→ TASK DESCRIPTION
Skip the pictures. Reproduce all other material exactly.

[start of GIVEN DATA]

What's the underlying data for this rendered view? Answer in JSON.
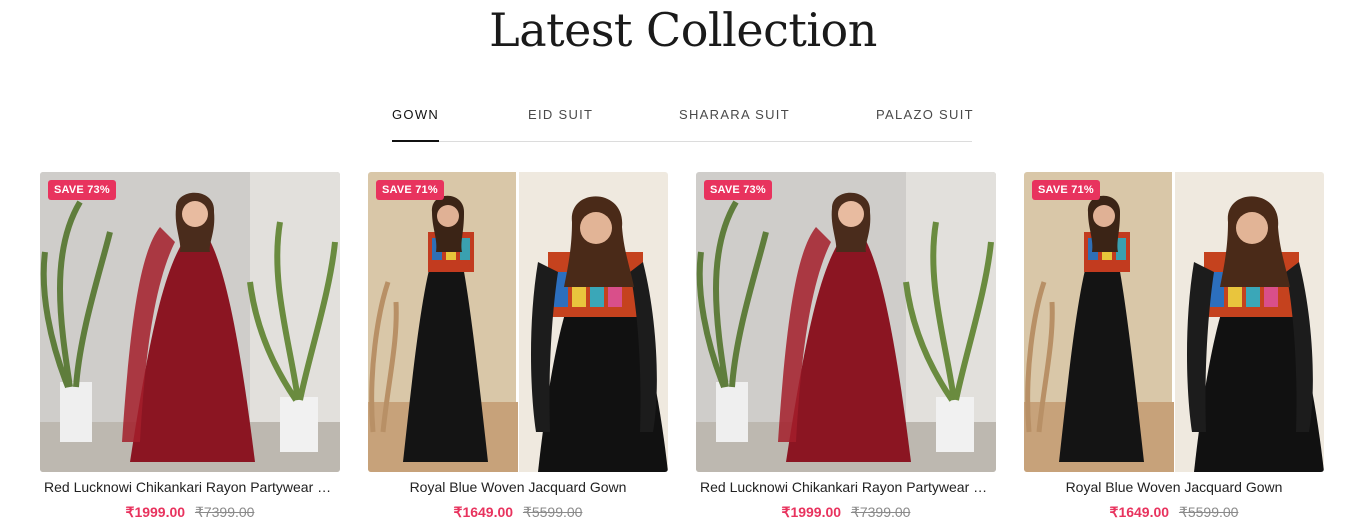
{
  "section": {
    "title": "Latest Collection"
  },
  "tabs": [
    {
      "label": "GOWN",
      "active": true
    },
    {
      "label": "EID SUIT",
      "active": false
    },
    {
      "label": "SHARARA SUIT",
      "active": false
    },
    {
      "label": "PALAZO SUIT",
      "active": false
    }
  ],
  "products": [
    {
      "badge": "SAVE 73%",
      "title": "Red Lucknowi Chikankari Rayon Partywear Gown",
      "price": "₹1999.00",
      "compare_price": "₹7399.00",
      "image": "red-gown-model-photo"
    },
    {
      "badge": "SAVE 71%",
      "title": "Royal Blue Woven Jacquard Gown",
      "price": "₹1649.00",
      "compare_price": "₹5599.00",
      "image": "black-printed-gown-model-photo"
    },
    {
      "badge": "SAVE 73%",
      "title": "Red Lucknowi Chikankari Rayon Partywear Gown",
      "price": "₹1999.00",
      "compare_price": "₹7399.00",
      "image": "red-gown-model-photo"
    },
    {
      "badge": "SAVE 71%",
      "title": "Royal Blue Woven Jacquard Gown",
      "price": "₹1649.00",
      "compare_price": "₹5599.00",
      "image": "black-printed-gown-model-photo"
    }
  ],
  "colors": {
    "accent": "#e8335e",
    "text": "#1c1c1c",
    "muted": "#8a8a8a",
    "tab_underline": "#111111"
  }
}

[end of GIVEN DATA]

→ TASK SOLUTION
What's the underlying data for this rendered view? Answer in JSON.
{
  "section": {
    "title": "Latest Collection"
  },
  "tabs": [
    {
      "label": "GOWN",
      "active": true
    },
    {
      "label": "EID SUIT",
      "active": false
    },
    {
      "label": "SHARARA SUIT",
      "active": false
    },
    {
      "label": "PALAZO SUIT",
      "active": false
    }
  ],
  "products": [
    {
      "badge": "SAVE 73%",
      "title": "Red Lucknowi Chikankari Rayon Partywear Gown",
      "price": "₹1999.00",
      "compare_price": "₹7399.00",
      "image": "red-gown-model-photo"
    },
    {
      "badge": "SAVE 71%",
      "title": "Royal Blue Woven Jacquard Gown",
      "price": "₹1649.00",
      "compare_price": "₹5599.00",
      "image": "black-printed-gown-model-photo"
    },
    {
      "badge": "SAVE 73%",
      "title": "Red Lucknowi Chikankari Rayon Partywear Gown",
      "price": "₹1999.00",
      "compare_price": "₹7399.00",
      "image": "red-gown-model-photo"
    },
    {
      "badge": "SAVE 71%",
      "title": "Royal Blue Woven Jacquard Gown",
      "price": "₹1649.00",
      "compare_price": "₹5599.00",
      "image": "black-printed-gown-model-photo"
    }
  ],
  "colors": {
    "accent": "#e8335e",
    "text": "#1c1c1c",
    "muted": "#8a8a8a",
    "tab_underline": "#111111"
  }
}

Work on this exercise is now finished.